Фрагмент текста:
Вчера, позавчера… - [164]
Это «записки на обороте рисунков». Я хочу записать словами на бумаге, какие законы я себе предписал, чтобы сделать рисунки, которые бы удовлетворяли моему чувству этого мало понятного и мало понятого искусства. Это рисунок-рассказ, рисунок-импровизация, и даже в каком-то смысле рисунок-экспромт. Потому что я ведь хочу дать ощущение «только что возникшего образа» при только что прочитанной странице. Этот экспромт требует, чтобы он был, действительно, экспромтом — острым словцом, вдруг родившимся, чем и любовался Корней Чуковский в письмах Диккенса. Поэтому лист необходимо исполнить действительно «одним махом», «на одном дыхании».
И группа лиц, сидящих за картами, и обстановка или пейзаж, в котором находятся мои персонажи, — если это делать планомерно и постепенно, одно за другим, то «правила игры» сразу нарушаются. Тогда извольте проверять все по «анатомии и перспективе», и рисунок превращается в «учебное пособие», наверняка, скучное учебное пособие.
Все рисунки для «Пиквика» сделаны именно «единым духом», не отходя от листа, пока рисунок не сделан весь целиком, иначе, если сделать перерыв, пропадает «темп исполнения» и рисунок в тех частях, которые вы сделали, например, после стакана кофе с пирожным, сразу кажется приклеенным из какой-то другой «темповой оперы»! И самое печальное, что чуткий глаз это заметит.

Задание 1:
Перепишите из фрагмента всё, начиная со слов «И группа лиц, сидящих» и вплоть до слов «скучное учебное пособие.», поменяв «пейзаж» на «интерьер».
Задание 2:
Что, согласно фрагменту, сделано «единым духом»?
Позиции взяты из другого источника и с фрагментом не связаны.

Записи данных:
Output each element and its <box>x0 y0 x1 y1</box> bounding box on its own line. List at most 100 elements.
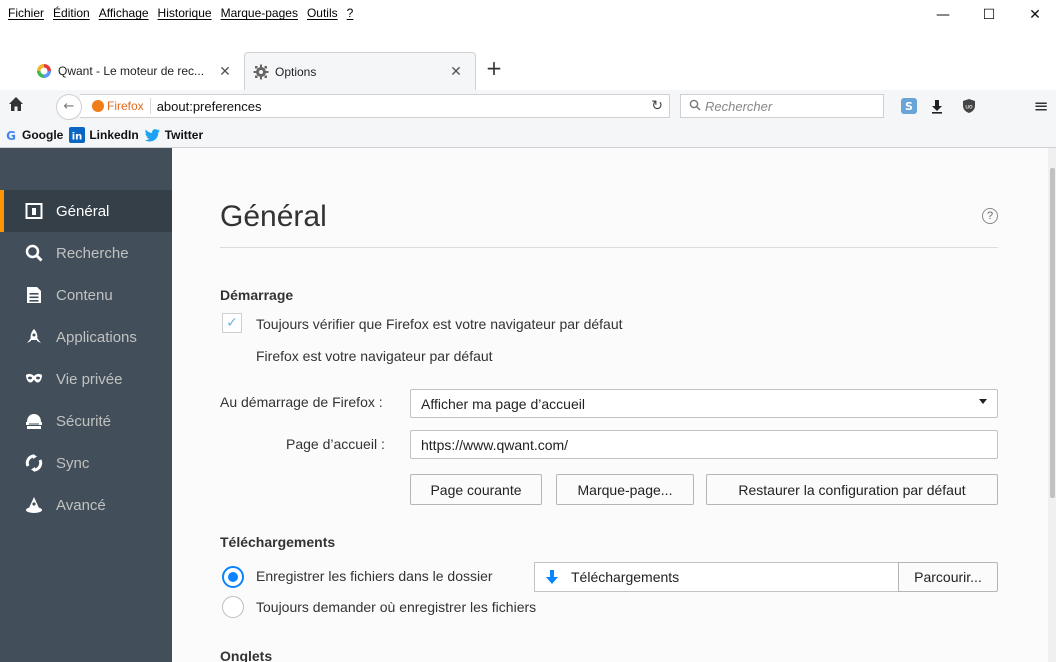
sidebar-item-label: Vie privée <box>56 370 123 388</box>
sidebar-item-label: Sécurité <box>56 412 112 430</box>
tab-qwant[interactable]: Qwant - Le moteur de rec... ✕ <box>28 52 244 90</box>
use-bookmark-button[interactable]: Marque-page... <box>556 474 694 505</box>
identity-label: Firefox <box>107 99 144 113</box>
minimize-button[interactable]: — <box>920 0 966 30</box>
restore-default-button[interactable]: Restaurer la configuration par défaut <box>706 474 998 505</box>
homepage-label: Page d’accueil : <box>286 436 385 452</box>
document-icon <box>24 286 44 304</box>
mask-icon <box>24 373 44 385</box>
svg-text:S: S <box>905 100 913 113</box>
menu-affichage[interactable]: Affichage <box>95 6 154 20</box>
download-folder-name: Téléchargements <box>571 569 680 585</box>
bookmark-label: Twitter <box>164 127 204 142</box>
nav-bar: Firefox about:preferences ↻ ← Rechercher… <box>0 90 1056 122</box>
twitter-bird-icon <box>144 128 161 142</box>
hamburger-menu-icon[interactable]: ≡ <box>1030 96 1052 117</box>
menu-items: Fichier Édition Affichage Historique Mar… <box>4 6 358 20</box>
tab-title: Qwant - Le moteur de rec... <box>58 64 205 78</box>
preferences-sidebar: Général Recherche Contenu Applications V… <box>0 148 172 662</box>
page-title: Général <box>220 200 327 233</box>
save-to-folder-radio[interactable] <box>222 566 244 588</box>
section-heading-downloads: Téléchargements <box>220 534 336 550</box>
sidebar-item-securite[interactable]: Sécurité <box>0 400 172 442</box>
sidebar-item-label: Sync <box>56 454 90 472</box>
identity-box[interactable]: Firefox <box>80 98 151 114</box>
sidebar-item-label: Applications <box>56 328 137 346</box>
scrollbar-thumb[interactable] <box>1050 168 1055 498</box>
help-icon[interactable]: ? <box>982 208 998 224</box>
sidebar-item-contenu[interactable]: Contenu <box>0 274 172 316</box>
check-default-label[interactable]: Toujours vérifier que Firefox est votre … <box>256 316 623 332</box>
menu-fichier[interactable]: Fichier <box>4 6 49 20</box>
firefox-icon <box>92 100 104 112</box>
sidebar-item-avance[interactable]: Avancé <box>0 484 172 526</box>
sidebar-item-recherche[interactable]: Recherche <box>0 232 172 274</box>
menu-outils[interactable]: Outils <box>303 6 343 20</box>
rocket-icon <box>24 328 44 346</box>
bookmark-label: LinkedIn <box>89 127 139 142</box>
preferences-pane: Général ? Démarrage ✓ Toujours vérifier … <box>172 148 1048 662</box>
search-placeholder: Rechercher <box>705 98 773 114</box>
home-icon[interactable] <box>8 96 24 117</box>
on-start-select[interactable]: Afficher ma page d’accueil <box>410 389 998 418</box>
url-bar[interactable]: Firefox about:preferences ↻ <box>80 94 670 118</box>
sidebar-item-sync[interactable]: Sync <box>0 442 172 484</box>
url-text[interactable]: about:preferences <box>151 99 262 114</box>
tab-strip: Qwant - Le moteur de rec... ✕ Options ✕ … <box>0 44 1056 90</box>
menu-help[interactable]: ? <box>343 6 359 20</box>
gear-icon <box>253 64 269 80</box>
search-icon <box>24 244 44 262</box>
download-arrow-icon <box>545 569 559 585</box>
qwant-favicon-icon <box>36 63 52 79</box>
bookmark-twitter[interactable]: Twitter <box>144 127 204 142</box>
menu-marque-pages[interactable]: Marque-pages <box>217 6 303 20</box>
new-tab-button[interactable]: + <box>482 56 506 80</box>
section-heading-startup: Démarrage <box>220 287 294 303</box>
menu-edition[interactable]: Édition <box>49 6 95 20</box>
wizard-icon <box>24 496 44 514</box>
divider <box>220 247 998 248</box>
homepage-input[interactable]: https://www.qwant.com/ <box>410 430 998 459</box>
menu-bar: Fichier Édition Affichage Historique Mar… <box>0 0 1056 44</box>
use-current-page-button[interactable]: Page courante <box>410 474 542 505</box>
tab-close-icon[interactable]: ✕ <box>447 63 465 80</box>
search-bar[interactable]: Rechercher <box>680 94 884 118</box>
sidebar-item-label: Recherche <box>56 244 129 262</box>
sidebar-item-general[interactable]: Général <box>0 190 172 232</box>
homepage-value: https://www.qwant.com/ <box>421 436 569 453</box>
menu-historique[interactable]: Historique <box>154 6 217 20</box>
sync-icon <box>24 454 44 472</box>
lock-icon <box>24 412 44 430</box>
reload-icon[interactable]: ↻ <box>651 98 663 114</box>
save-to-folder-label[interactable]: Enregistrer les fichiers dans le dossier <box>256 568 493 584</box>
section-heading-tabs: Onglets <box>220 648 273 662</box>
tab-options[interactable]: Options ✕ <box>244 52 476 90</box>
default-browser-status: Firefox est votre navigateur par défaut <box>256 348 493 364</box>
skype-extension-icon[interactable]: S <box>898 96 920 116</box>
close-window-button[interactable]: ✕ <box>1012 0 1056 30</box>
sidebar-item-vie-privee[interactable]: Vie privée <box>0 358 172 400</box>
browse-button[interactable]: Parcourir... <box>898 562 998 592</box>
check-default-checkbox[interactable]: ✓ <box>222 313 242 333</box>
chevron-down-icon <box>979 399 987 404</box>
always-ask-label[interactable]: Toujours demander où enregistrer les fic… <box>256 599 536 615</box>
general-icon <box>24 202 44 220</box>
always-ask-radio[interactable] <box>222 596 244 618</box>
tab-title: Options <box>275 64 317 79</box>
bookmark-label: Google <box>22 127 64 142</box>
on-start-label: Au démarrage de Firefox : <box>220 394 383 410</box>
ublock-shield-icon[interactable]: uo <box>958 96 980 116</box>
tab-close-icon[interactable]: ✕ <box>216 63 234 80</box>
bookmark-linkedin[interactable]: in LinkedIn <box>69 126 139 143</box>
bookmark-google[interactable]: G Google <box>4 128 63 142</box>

Ответ на задание 1:
И группа лиц, сидящих за картами, и обстановка или интерьер, в котором находятся мои персонажи, — если это делать планомерно и постепенно, одно за другим, то «правила игры» сразу нарушаются. Тогда извольте проверять все по «анатомии и перспективе», и рисунок превращается в «учебное пособие», наверняка, скучное учебное пособие.

Ответ на задание 2:
Все рисунки для «Пиквика».